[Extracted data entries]
☆ ☆ ☆ ☆
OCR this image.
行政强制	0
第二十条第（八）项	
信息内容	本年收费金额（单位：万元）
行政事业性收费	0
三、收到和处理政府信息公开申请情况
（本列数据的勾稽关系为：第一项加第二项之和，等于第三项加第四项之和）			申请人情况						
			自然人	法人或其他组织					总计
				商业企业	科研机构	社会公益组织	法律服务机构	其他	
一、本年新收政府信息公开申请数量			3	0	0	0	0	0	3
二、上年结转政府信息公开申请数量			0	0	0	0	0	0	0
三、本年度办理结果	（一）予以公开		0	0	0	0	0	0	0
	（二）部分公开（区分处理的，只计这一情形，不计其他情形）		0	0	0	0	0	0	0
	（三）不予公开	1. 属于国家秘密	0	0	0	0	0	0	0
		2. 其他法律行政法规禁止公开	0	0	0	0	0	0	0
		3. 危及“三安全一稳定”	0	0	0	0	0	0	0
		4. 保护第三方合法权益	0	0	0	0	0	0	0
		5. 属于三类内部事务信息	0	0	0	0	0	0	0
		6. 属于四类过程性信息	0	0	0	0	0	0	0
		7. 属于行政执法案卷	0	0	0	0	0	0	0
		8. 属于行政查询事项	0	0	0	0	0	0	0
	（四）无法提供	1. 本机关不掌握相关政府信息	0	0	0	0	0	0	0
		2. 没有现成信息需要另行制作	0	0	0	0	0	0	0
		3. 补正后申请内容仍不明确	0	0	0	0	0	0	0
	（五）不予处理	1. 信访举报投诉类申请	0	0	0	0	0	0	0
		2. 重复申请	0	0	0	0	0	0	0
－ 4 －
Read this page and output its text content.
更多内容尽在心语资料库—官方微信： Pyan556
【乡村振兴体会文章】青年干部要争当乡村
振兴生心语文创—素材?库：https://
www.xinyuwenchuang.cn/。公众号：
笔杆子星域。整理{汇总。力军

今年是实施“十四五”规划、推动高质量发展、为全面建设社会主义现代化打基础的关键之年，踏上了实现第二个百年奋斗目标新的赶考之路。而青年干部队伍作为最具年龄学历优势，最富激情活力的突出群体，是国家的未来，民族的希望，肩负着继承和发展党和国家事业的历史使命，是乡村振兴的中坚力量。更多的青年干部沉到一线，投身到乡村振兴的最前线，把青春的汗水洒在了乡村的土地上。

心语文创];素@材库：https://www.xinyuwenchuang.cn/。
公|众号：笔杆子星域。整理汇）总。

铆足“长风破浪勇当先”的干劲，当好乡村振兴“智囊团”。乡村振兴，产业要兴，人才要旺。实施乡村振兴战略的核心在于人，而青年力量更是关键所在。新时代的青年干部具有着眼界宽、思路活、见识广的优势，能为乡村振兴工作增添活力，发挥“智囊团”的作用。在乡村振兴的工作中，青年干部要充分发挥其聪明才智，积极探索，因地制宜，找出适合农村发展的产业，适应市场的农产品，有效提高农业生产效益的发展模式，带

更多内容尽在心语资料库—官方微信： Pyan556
☆ ☆ ☆ ☆
PROBLEM DESCRIPTION
Find all lines with "xinyuwenchuang" in them and copy each one.

THE RESULT
www.xinyuwenchuang.cn/。公众号：
心语文创];素@材库：https://www.xinyuwenchuang.cn/。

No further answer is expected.